● **WHAT YOU ARE ASKED TO DO**:
All lines in the data bearing the string "vapor" should be identified and copied.

● **SOURCE RECORDS**:

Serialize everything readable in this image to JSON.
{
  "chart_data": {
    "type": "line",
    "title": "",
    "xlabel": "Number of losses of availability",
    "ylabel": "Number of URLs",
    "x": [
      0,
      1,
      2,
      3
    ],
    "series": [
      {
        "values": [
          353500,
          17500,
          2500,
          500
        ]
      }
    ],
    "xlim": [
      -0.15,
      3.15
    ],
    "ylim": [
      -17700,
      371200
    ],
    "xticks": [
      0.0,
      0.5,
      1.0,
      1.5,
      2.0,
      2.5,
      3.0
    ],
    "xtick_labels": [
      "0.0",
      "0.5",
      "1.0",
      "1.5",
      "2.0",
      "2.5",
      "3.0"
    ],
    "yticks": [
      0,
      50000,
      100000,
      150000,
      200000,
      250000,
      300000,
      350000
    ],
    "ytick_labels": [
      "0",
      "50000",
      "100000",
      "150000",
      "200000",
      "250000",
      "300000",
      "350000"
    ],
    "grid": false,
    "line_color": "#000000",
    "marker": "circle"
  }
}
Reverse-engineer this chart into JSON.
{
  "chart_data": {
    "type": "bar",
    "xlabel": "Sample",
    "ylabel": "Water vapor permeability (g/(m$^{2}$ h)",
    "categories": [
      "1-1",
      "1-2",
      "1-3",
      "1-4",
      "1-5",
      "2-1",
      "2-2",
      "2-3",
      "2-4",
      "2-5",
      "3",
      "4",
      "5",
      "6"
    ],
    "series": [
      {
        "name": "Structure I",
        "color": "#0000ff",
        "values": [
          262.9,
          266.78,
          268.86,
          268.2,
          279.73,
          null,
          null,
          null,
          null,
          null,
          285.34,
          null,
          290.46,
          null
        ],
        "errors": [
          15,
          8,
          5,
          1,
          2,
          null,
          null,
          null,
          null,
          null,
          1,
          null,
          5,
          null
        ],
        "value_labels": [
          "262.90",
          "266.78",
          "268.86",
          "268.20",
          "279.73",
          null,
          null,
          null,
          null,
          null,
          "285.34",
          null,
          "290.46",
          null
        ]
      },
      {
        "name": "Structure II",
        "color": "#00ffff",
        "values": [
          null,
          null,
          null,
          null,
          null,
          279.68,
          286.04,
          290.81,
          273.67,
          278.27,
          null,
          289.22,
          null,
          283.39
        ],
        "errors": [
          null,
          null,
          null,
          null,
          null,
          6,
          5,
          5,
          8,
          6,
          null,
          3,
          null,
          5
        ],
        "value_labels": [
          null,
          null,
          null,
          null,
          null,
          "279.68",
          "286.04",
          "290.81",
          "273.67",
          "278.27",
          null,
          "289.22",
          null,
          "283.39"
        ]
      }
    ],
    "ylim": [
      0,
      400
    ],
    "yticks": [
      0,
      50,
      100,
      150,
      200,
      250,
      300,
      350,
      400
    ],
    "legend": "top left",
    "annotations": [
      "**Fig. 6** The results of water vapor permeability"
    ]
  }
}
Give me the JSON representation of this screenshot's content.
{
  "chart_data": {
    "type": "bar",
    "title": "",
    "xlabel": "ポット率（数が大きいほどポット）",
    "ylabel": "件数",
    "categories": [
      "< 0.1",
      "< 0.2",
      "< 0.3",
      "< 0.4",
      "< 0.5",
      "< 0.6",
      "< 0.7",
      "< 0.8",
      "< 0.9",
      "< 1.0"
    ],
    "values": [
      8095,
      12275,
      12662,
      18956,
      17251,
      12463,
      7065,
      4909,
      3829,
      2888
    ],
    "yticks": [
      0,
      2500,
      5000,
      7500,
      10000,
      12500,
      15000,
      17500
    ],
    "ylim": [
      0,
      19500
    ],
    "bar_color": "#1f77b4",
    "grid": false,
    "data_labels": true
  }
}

● **TASK RESPONSE**:
    "ylabel": "Water vapor permeability (g/(m$^{2}$ h)",
      "**Fig. 6** The results of water vapor permeability"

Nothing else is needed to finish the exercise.